◆ **Instructions to follow**: Return the material word for word. Do not include the pictures.

— Start of Supplied material —

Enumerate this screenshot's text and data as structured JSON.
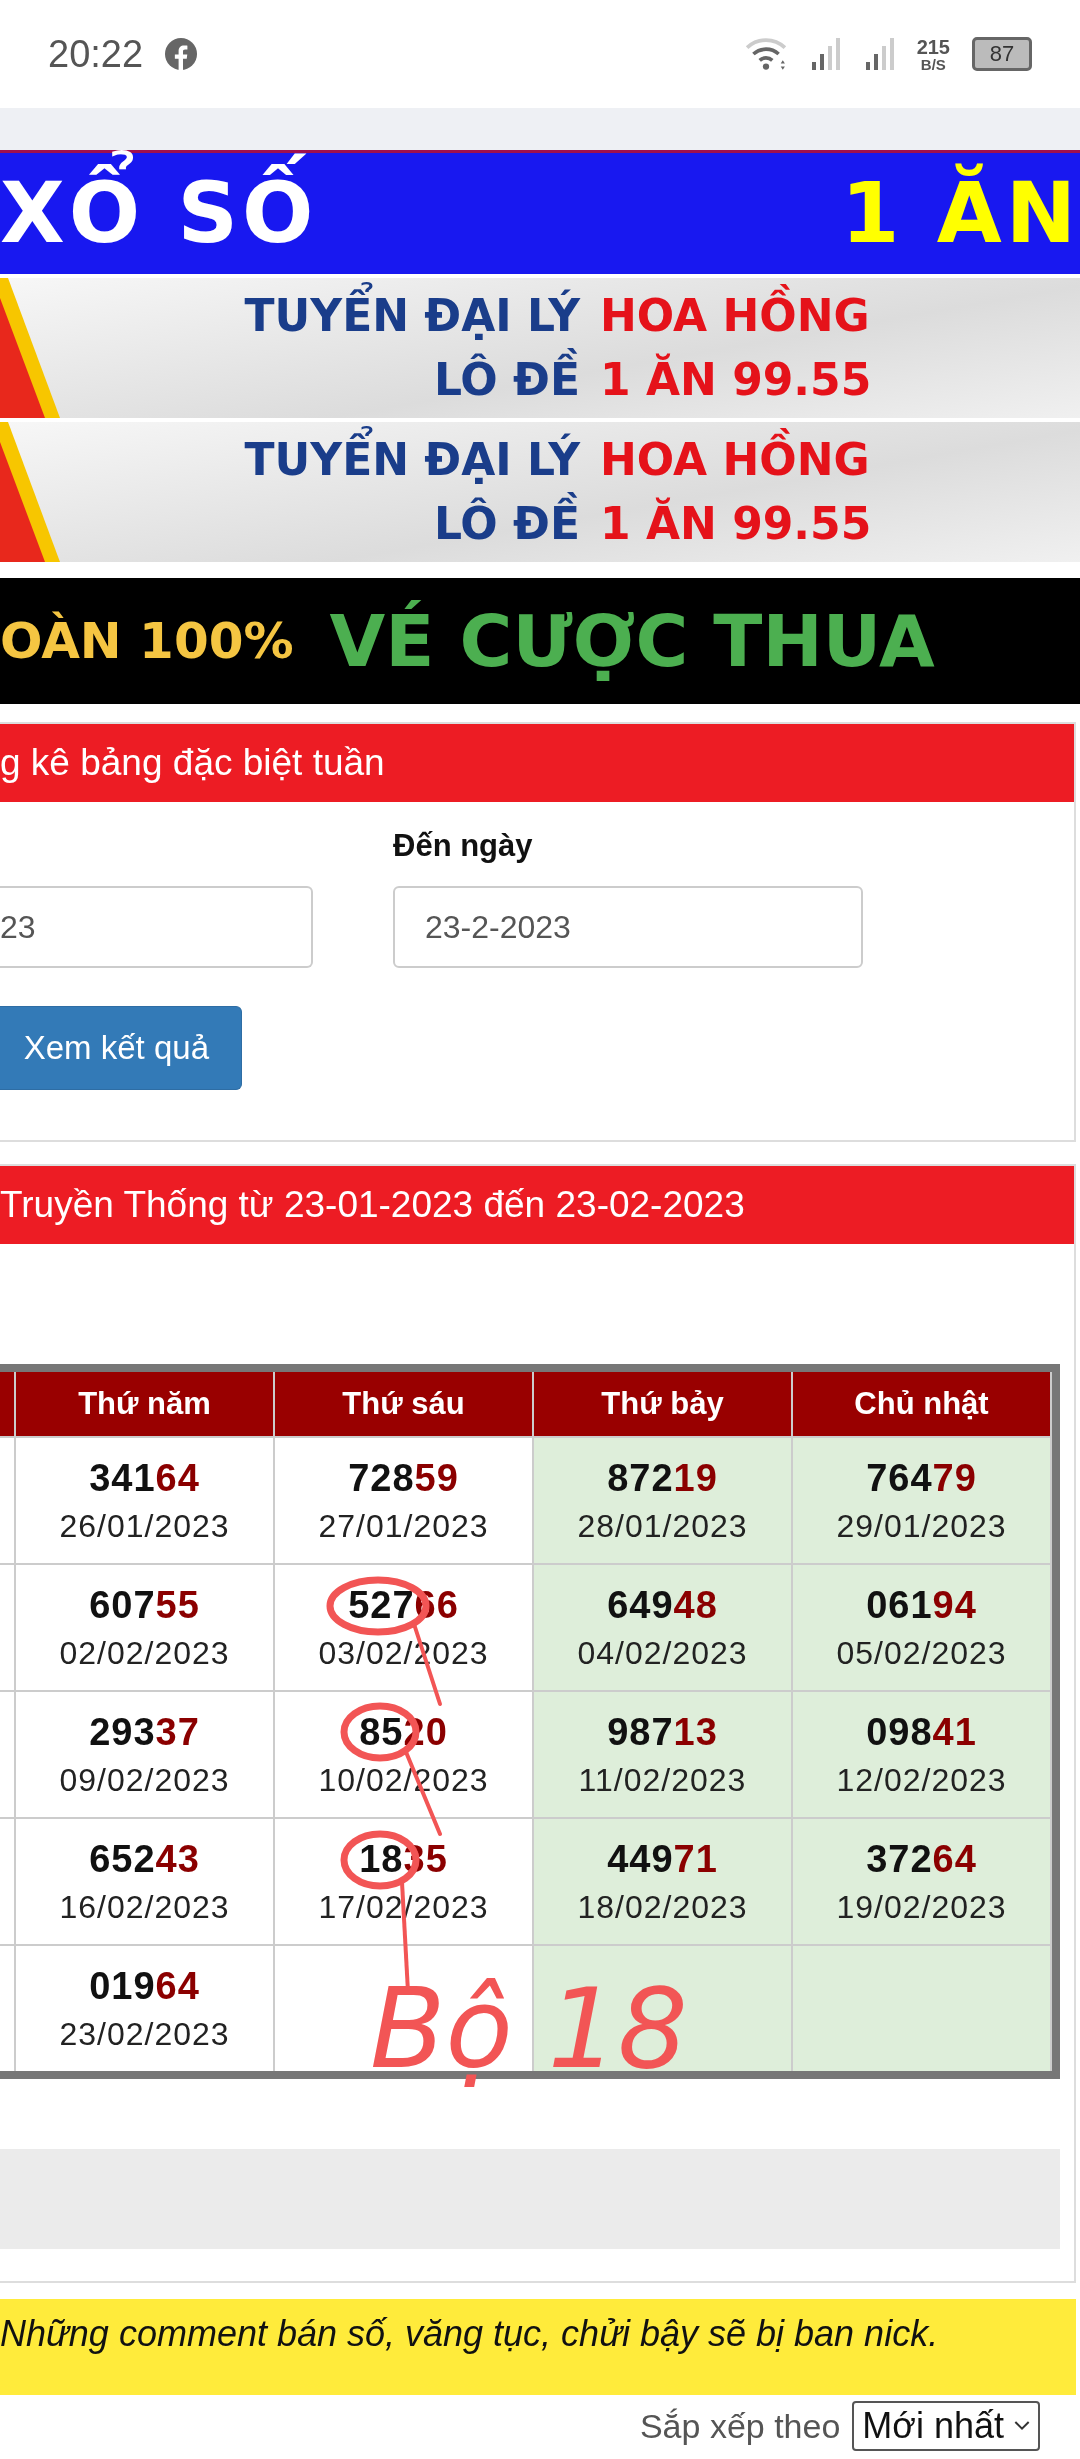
{
  "status_bar": {
    "time": "20:22",
    "speed": "215",
    "speed_unit": "B/S",
    "battery": "87"
  },
  "banners": [
    {
      "kind": "blue",
      "left": "XỔ SỐ",
      "right": "1 ĂN"
    },
    {
      "kind": "agent",
      "left_top": "TUYỂN ĐẠI LÝ",
      "left_bottom": "LÔ ĐỀ",
      "right_top": "HOA HỒNG",
      "right_bottom": "1 ĂN 99.55"
    },
    {
      "kind": "agent",
      "left_top": "TUYỂN ĐẠI LÝ",
      "left_bottom": "LÔ ĐỀ",
      "right_top": "HOA HỒNG",
      "right_bottom": "1 ĂN 99.55"
    },
    {
      "kind": "black",
      "left": "OÀN 100%",
      "right": "VÉ CƯỢC THUA"
    }
  ],
  "search_panel": {
    "title": "g kê bảng đặc biệt tuần",
    "from_value": "23",
    "to_label": "Đến ngày",
    "to_value": "23-2-2023",
    "button": "Xem kết quả"
  },
  "result_panel": {
    "title": "Truyền Thống từ 23-01-2023 đến 23-02-2023",
    "table": {
      "columns": [
        {
          "label": "Thứ năm",
          "weekend": false
        },
        {
          "label": "Thứ sáu",
          "weekend": false
        },
        {
          "label": "Thứ bảy",
          "weekend": true
        },
        {
          "label": "Chủ nhật",
          "weekend": true
        }
      ],
      "rows": [
        [
          {
            "head": "341",
            "tail": "64",
            "date": "26/01/2023"
          },
          {
            "head": "728",
            "tail": "59",
            "date": "27/01/2023"
          },
          {
            "head": "872",
            "tail": "19",
            "date": "28/01/2023"
          },
          {
            "head": "764",
            "tail": "79",
            "date": "29/01/2023"
          }
        ],
        [
          {
            "head": "607",
            "tail": "55",
            "date": "02/02/2023"
          },
          {
            "head": "527",
            "tail": "66",
            "date": "03/02/2023"
          },
          {
            "head": "649",
            "tail": "48",
            "date": "04/02/2023"
          },
          {
            "head": "061",
            "tail": "94",
            "date": "05/02/2023"
          }
        ],
        [
          {
            "head": "293",
            "tail": "37",
            "date": "09/02/2023"
          },
          {
            "head": "85",
            "tail": "20",
            "date": "10/02/2023"
          },
          {
            "head": "987",
            "tail": "13",
            "date": "11/02/2023"
          },
          {
            "head": "098",
            "tail": "41",
            "date": "12/02/2023"
          }
        ],
        [
          {
            "head": "652",
            "tail": "43",
            "date": "16/02/2023"
          },
          {
            "head": "18",
            "tail": "35",
            "date": "17/02/2023"
          },
          {
            "head": "449",
            "tail": "71",
            "date": "18/02/2023"
          },
          {
            "head": "372",
            "tail": "64",
            "date": "19/02/2023"
          }
        ],
        [
          {
            "head": "019",
            "tail": "64",
            "date": "23/02/2023"
          },
          {},
          {},
          {}
        ]
      ]
    }
  },
  "annotation": {
    "text": "Bộ 18"
  },
  "notice": "Những comment bán số, văng tục, chửi bậy sẽ bị ban nick.",
  "sort": {
    "label": "Sắp xếp theo",
    "value": "Mới nhất"
  }
}
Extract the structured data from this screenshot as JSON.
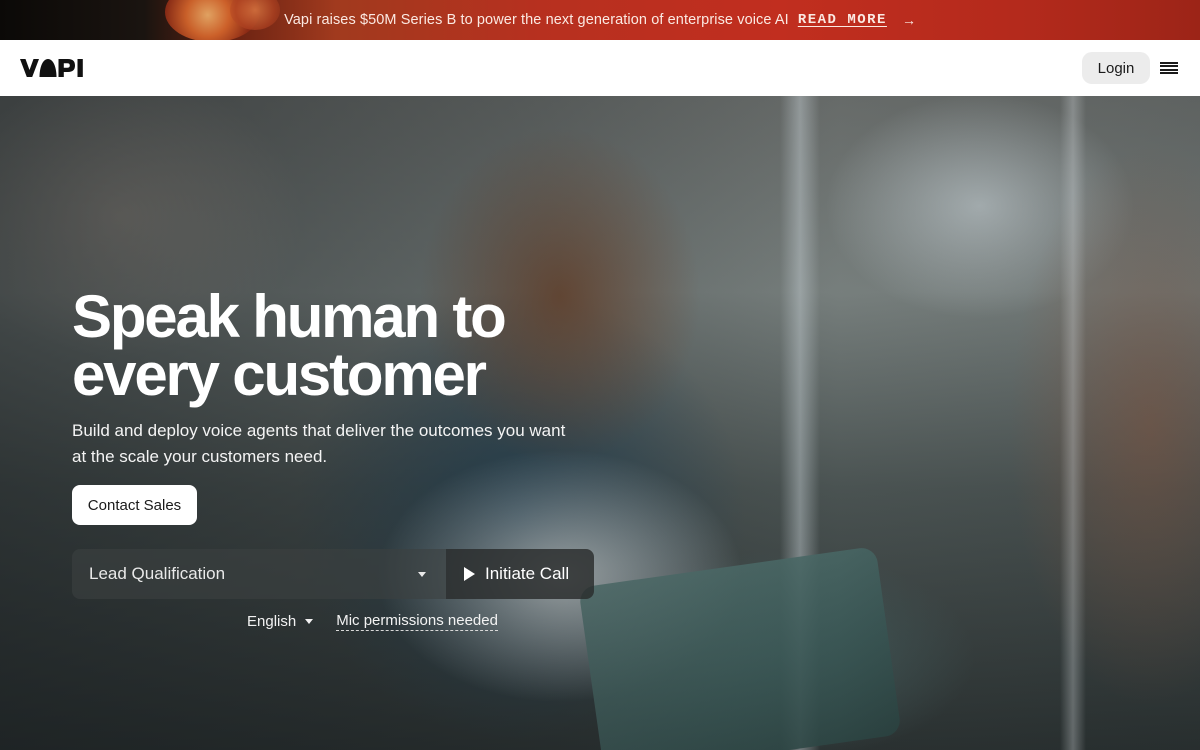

— End of Supplied material —

◆ **Written solution**:
Enumerate this screenshot's text and data as structured JSON.
{
  "status_bar": {
    "time": "20:22",
    "speed": "215",
    "speed_unit": "B/S",
    "battery": "87"
  },
  "banners": [
    {
      "kind": "blue",
      "left": "XỔ SỐ",
      "right": "1 ĂN"
    },
    {
      "kind": "agent",
      "left_top": "TUYỂN ĐẠI LÝ",
      "left_bottom": "LÔ ĐỀ",
      "right_top": "HOA HỒNG",
      "right_bottom": "1 ĂN 99.55"
    },
    {
      "kind": "agent",
      "left_top": "TUYỂN ĐẠI LÝ",
      "left_bottom": "LÔ ĐỀ",
      "right_top": "HOA HỒNG",
      "right_bottom": "1 ĂN 99.55"
    },
    {
      "kind": "black",
      "left": "OÀN 100%",
      "right": "VÉ CƯỢC THUA"
    }
  ],
  "search_panel": {
    "title": "g kê bảng đặc biệt tuần",
    "from_value": "23",
    "to_label": "Đến ngày",
    "to_value": "23-2-2023",
    "button": "Xem kết quả"
  },
  "result_panel": {
    "title": "Truyền Thống từ 23-01-2023 đến 23-02-2023",
    "table": {
      "columns": [
        {
          "label": "Thứ năm",
          "weekend": false
        },
        {
          "label": "Thứ sáu",
          "weekend": false
        },
        {
          "label": "Thứ bảy",
          "weekend": true
        },
        {
          "label": "Chủ nhật",
          "weekend": true
        }
      ],
      "rows": [
        [
          {
            "head": "341",
            "tail": "64",
            "date": "26/01/2023"
          },
          {
            "head": "728",
            "tail": "59",
            "date": "27/01/2023"
          },
          {
            "head": "872",
            "tail": "19",
            "date": "28/01/2023"
          },
          {
            "head": "764",
            "tail": "79",
            "date": "29/01/2023"
          }
        ],
        [
          {
            "head": "607",
            "tail": "55",
            "date": "02/02/2023"
          },
          {
            "head": "527",
            "tail": "66",
            "date": "03/02/2023"
          },
          {
            "head": "649",
            "tail": "48",
            "date": "04/02/2023"
          },
          {
            "head": "061",
            "tail": "94",
            "date": "05/02/2023"
          }
        ],
        [
          {
            "head": "293",
            "tail": "37",
            "date": "09/02/2023"
          },
          {
            "head": "85",
            "tail": "20",
            "date": "10/02/2023"
          },
          {
            "head": "987",
            "tail": "13",
            "date": "11/02/2023"
          },
          {
            "head": "098",
            "tail": "41",
            "date": "12/02/2023"
          }
        ],
        [
          {
            "head": "652",
            "tail": "43",
            "date": "16/02/2023"
          },
          {
            "head": "18",
            "tail": "35",
            "date": "17/02/2023"
          },
          {
            "head": "449",
            "tail": "71",
            "date": "18/02/2023"
          },
          {
            "head": "372",
            "tail": "64",
            "date": "19/02/2023"
          }
        ],
        [
          {
            "head": "019",
            "tail": "64",
            "date": "23/02/2023"
          },
          {},
          {},
          {}
        ]
      ]
    }
  },
  "annotation": {
    "text": "Bộ 18"
  },
  "notice": "Những comment bán số, văng tục, chửi bậy sẽ bị ban nick.",
  "sort": {
    "label": "Sắp xếp theo",
    "value": "Mới nhất"
  }
}
Extract the structured data from this screenshot as JSON.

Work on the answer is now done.